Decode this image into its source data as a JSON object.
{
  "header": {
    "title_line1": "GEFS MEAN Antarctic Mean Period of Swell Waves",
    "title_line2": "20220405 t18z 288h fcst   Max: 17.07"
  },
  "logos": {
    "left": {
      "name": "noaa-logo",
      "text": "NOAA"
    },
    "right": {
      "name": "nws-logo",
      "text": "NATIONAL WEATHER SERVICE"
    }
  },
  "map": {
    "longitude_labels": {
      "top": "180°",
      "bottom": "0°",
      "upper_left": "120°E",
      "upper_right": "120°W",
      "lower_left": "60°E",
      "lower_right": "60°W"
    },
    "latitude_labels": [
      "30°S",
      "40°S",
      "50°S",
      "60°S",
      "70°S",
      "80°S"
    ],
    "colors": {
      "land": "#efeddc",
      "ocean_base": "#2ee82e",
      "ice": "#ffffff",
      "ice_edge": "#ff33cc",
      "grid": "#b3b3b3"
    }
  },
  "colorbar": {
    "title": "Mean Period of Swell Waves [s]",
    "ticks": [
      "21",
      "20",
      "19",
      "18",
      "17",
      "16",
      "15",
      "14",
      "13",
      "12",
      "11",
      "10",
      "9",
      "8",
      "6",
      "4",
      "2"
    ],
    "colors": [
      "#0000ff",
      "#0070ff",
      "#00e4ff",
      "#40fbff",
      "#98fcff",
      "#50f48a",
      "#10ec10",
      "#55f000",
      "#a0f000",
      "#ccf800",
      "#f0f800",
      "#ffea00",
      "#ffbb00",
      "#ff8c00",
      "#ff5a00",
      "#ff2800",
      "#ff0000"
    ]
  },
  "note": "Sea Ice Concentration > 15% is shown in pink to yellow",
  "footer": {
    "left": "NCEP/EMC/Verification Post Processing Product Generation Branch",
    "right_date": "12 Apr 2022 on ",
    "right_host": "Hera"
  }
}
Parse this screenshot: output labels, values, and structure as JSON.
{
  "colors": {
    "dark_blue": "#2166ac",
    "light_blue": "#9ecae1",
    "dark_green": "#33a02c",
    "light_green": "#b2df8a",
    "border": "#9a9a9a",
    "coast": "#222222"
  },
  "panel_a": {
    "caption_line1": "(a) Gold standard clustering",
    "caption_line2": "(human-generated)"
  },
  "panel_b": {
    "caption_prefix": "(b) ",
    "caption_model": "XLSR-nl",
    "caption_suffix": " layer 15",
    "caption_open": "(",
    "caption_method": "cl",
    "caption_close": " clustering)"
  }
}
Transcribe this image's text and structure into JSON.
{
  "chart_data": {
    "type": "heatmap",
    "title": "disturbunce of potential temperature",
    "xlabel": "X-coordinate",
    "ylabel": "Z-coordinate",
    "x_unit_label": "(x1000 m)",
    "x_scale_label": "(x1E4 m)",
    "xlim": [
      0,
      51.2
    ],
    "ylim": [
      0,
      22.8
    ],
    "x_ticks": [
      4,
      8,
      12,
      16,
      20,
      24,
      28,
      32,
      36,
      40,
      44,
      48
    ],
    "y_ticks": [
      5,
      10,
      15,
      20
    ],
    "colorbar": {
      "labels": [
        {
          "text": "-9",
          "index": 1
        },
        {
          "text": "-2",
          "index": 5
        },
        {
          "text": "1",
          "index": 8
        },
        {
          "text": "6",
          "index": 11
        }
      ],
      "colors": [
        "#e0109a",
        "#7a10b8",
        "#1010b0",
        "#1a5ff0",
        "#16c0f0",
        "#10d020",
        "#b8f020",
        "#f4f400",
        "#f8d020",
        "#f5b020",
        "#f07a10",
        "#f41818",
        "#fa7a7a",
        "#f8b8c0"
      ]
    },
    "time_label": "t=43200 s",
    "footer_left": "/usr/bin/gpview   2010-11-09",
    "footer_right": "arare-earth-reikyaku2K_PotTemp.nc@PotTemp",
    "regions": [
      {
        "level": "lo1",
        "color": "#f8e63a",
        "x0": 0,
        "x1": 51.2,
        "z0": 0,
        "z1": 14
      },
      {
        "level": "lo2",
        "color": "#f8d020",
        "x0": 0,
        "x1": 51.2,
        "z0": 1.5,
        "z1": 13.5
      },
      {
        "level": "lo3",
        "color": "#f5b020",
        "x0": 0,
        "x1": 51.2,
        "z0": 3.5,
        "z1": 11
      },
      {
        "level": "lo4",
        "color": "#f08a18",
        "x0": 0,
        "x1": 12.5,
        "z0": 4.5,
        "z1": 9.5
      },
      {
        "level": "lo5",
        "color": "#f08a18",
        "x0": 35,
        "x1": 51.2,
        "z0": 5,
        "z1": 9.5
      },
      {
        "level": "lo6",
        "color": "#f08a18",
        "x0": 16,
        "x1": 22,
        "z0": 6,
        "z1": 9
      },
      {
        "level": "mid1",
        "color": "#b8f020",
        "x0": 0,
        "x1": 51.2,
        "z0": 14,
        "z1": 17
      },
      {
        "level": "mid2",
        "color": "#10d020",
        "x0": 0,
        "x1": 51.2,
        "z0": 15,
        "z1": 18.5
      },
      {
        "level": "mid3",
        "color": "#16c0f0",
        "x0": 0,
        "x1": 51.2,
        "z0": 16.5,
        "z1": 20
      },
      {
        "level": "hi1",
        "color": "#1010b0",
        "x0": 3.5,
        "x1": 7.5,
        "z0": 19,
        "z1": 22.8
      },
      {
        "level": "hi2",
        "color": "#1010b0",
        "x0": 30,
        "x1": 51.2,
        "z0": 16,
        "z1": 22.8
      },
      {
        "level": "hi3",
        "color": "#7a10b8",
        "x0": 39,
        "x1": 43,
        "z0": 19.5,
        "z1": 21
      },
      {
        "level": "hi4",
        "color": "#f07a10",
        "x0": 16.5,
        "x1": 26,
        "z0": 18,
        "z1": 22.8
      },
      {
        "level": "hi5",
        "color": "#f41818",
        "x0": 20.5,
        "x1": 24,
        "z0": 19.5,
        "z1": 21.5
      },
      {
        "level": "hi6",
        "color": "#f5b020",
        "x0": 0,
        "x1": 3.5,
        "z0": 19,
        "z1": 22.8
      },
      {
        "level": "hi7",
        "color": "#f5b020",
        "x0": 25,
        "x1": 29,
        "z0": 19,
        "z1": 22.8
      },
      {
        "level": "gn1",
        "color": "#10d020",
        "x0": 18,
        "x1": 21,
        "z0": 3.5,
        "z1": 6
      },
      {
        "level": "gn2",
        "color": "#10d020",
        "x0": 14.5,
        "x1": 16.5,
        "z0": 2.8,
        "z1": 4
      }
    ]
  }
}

● **WORK INSTRUCTIONS**: Print all the data exactly.

● **RESPONSE TO THIS EXERCISE**:
Decode this image into its source data as a JSON object.
{
  "header": {
    "title_line1": "GEFS MEAN Antarctic Mean Period of Swell Waves",
    "title_line2": "20220405 t18z 288h fcst   Max: 17.07"
  },
  "logos": {
    "left": {
      "name": "noaa-logo",
      "text": "NOAA"
    },
    "right": {
      "name": "nws-logo",
      "text": "NATIONAL WEATHER SERVICE"
    }
  },
  "map": {
    "longitude_labels": {
      "top": "180°",
      "bottom": "0°",
      "upper_left": "120°E",
      "upper_right": "120°W",
      "lower_left": "60°E",
      "lower_right": "60°W"
    },
    "latitude_labels": [
      "30°S",
      "40°S",
      "50°S",
      "60°S",
      "70°S",
      "80°S"
    ],
    "colors": {
      "land": "#efeddc",
      "ocean_base": "#2ee82e",
      "ice": "#ffffff",
      "ice_edge": "#ff33cc",
      "grid": "#b3b3b3"
    }
  },
  "colorbar": {
    "title": "Mean Period of Swell Waves [s]",
    "ticks": [
      "21",
      "20",
      "19",
      "18",
      "17",
      "16",
      "15",
      "14",
      "13",
      "12",
      "11",
      "10",
      "9",
      "8",
      "6",
      "4",
      "2"
    ],
    "colors": [
      "#0000ff",
      "#0070ff",
      "#00e4ff",
      "#40fbff",
      "#98fcff",
      "#50f48a",
      "#10ec10",
      "#55f000",
      "#a0f000",
      "#ccf800",
      "#f0f800",
      "#ffea00",
      "#ffbb00",
      "#ff8c00",
      "#ff5a00",
      "#ff2800",
      "#ff0000"
    ]
  },
  "note": "Sea Ice Concentration > 15% is shown in pink to yellow",
  "footer": {
    "left": "NCEP/EMC/Verification Post Processing Product Generation Branch",
    "right_date": "12 Apr 2022 on ",
    "right_host": "Hera"
  }
}
Parse this screenshot: output labels, values, and structure as JSON.
{
  "colors": {
    "dark_blue": "#2166ac",
    "light_blue": "#9ecae1",
    "dark_green": "#33a02c",
    "light_green": "#b2df8a",
    "border": "#9a9a9a",
    "coast": "#222222"
  },
  "panel_a": {
    "caption_line1": "(a) Gold standard clustering",
    "caption_line2": "(human-generated)"
  },
  "panel_b": {
    "caption_prefix": "(b) ",
    "caption_model": "XLSR-nl",
    "caption_suffix": " layer 15",
    "caption_open": "(",
    "caption_method": "cl",
    "caption_close": " clustering)"
  }
}
Transcribe this image's text and structure into JSON.
{
  "chart_data": {
    "type": "heatmap",
    "title": "disturbunce of potential temperature",
    "xlabel": "X-coordinate",
    "ylabel": "Z-coordinate",
    "x_unit_label": "(x1000 m)",
    "x_scale_label": "(x1E4 m)",
    "xlim": [
      0,
      51.2
    ],
    "ylim": [
      0,
      22.8
    ],
    "x_ticks": [
      4,
      8,
      12,
      16,
      20,
      24,
      28,
      32,
      36,
      40,
      44,
      48
    ],
    "y_ticks": [
      5,
      10,
      15,
      20
    ],
    "colorbar": {
      "labels": [
        {
          "text": "-9",
          "index": 1
        },
        {
          "text": "-2",
          "index": 5
        },
        {
          "text": "1",
          "index": 8
        },
        {
          "text": "6",
          "index": 11
        }
      ],
      "colors": [
        "#e0109a",
        "#7a10b8",
        "#1010b0",
        "#1a5ff0",
        "#16c0f0",
        "#10d020",
        "#b8f020",
        "#f4f400",
        "#f8d020",
        "#f5b020",
        "#f07a10",
        "#f41818",
        "#fa7a7a",
        "#f8b8c0"
      ]
    },
    "time_label": "t=43200 s",
    "footer_left": "/usr/bin/gpview   2010-11-09",
    "footer_right": "arare-earth-reikyaku2K_PotTemp.nc@PotTemp",
    "regions": [
      {
        "level": "lo1",
        "color": "#f8e63a",
        "x0": 0,
        "x1": 51.2,
        "z0": 0,
        "z1": 14
      },
      {
        "level": "lo2",
        "color": "#f8d020",
        "x0": 0,
        "x1": 51.2,
        "z0": 1.5,
        "z1": 13.5
      },
      {
        "level": "lo3",
        "color": "#f5b020",
        "x0": 0,
        "x1": 51.2,
        "z0": 3.5,
        "z1": 11
      },
      {
        "level": "lo4",
        "color": "#f08a18",
        "x0": 0,
        "x1": 12.5,
        "z0": 4.5,
        "z1": 9.5
      },
      {
        "level": "lo5",
        "color": "#f08a18",
        "x0": 35,
        "x1": 51.2,
        "z0": 5,
        "z1": 9.5
      },
      {
        "level": "lo6",
        "color": "#f08a18",
        "x0": 16,
        "x1": 22,
        "z0": 6,
        "z1": 9
      },
      {
        "level": "mid1",
        "color": "#b8f020",
        "x0": 0,
        "x1": 51.2,
        "z0": 14,
        "z1": 17
      },
      {
        "level": "mid2",
        "color": "#10d020",
        "x0": 0,
        "x1": 51.2,
        "z0": 15,
        "z1": 18.5
      },
      {
        "level": "mid3",
        "color": "#16c0f0",
        "x0": 0,
        "x1": 51.2,
        "z0": 16.5,
        "z1": 20
      },
      {
        "level": "hi1",
        "color": "#1010b0",
        "x0": 3.5,
        "x1": 7.5,
        "z0": 19,
        "z1": 22.8
      },
      {
        "level": "hi2",
        "color": "#1010b0",
        "x0": 30,
        "x1": 51.2,
        "z0": 16,
        "z1": 22.8
      },
      {
        "level": "hi3",
        "color": "#7a10b8",
        "x0": 39,
        "x1": 43,
        "z0": 19.5,
        "z1": 21
      },
      {
        "level": "hi4",
        "color": "#f07a10",
        "x0": 16.5,
        "x1": 26,
        "z0": 18,
        "z1": 22.8
      },
      {
        "level": "hi5",
        "color": "#f41818",
        "x0": 20.5,
        "x1": 24,
        "z0": 19.5,
        "z1": 21.5
      },
      {
        "level": "hi6",
        "color": "#f5b020",
        "x0": 0,
        "x1": 3.5,
        "z0": 19,
        "z1": 22.8
      },
      {
        "level": "hi7",
        "color": "#f5b020",
        "x0": 25,
        "x1": 29,
        "z0": 19,
        "z1": 22.8
      },
      {
        "level": "gn1",
        "color": "#10d020",
        "x0": 18,
        "x1": 21,
        "z0": 3.5,
        "z1": 6
      },
      {
        "level": "gn2",
        "color": "#10d020",
        "x0": 14.5,
        "x1": 16.5,
        "z0": 2.8,
        "z1": 4
      }
    ]
  }
}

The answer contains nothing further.